• **STATED EXERCISE**
Write out the listing beneath this instruction in its entirety, exactly as it reads.

• **SUPPLIED INFORMATION**

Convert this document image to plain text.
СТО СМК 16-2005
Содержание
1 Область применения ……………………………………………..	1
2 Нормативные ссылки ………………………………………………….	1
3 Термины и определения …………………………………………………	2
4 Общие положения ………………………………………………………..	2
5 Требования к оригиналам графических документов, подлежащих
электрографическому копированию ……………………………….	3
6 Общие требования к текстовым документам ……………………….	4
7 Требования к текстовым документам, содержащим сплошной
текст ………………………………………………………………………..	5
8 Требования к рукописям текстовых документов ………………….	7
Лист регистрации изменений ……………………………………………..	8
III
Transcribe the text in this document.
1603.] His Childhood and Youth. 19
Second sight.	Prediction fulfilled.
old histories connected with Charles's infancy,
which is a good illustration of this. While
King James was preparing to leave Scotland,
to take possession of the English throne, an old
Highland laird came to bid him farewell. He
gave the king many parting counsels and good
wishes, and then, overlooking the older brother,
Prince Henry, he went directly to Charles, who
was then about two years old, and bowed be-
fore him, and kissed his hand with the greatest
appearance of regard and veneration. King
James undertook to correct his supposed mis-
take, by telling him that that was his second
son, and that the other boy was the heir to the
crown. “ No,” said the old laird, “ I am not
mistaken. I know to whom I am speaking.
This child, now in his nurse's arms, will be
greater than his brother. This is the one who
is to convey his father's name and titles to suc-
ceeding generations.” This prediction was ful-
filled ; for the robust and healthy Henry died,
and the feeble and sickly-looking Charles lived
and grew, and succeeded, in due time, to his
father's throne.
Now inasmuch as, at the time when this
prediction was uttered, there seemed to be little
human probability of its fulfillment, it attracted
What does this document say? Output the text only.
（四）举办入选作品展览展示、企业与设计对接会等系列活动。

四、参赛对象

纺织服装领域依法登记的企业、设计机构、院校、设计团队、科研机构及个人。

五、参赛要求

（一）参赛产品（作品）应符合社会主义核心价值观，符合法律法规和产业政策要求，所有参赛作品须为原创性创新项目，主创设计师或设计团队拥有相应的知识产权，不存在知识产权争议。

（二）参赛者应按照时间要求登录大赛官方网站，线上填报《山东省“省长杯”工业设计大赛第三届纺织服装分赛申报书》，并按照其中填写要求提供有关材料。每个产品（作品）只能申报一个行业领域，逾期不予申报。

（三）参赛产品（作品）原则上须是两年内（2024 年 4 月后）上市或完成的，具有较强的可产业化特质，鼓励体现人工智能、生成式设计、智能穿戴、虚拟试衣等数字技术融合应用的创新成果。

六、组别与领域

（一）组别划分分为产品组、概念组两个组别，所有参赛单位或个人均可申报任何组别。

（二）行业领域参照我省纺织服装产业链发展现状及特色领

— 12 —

• **RESULT OF THIS TASK**
Convert this document image to plain text.
СТО СМК 16-2005
Содержание
1 Область применения ……………………………………………..	1
2 Нормативные ссылки ………………………………………………….	1
3 Термины и определения …………………………………………………	2
4 Общие положения ………………………………………………………..	2
5 Требования к оригиналам графических документов, подлежащих
электрографическому копированию ……………………………….	3
6 Общие требования к текстовым документам ……………………….	4
7 Требования к текстовым документам, содержащим сплошной
текст ………………………………………………………………………..	5
8 Требования к рукописям текстовых документов ………………….	7
Лист регистрации изменений ……………………………………………..	8
III
Transcribe the text in this document.
1603.] His Childhood and Youth. 19
Second sight.	Prediction fulfilled.
old histories connected with Charles's infancy,
which is a good illustration of this. While
King James was preparing to leave Scotland,
to take possession of the English throne, an old
Highland laird came to bid him farewell. He
gave the king many parting counsels and good
wishes, and then, overlooking the older brother,
Prince Henry, he went directly to Charles, who
was then about two years old, and bowed be-
fore him, and kissed his hand with the greatest
appearance of regard and veneration. King
James undertook to correct his supposed mis-
take, by telling him that that was his second
son, and that the other boy was the heir to the
crown. “ No,” said the old laird, “ I am not
mistaken. I know to whom I am speaking.
This child, now in his nurse's arms, will be
greater than his brother. This is the one who
is to convey his father's name and titles to suc-
ceeding generations.” This prediction was ful-
filled ; for the robust and healthy Henry died,
and the feeble and sickly-looking Charles lived
and grew, and succeeded, in due time, to his
father's throne.
Now inasmuch as, at the time when this
prediction was uttered, there seemed to be little
human probability of its fulfillment, it attracted
What does this document say? Output the text only.
（四）举办入选作品展览展示、企业与设计对接会等系列活动。

四、参赛对象

纺织服装领域依法登记的企业、设计机构、院校、设计团队、科研机构及个人。

五、参赛要求

（一）参赛产品（作品）应符合社会主义核心价值观，符合法律法规和产业政策要求，所有参赛作品须为原创性创新项目，主创设计师或设计团队拥有相应的知识产权，不存在知识产权争议。

（二）参赛者应按照时间要求登录大赛官方网站，线上填报《山东省“省长杯”工业设计大赛第三届纺织服装分赛申报书》，并按照其中填写要求提供有关材料。每个产品（作品）只能申报一个行业领域，逾期不予申报。

（三）参赛产品（作品）原则上须是两年内（2024 年 4 月后）上市或完成的，具有较强的可产业化特质，鼓励体现人工智能、生成式设计、智能穿戴、虚拟试衣等数字技术融合应用的创新成果。

六、组别与领域

（一）组别划分分为产品组、概念组两个组别，所有参赛单位或个人均可申报任何组别。

（二）行业领域参照我省纺织服装产业链发展现状及特色领

— 12 —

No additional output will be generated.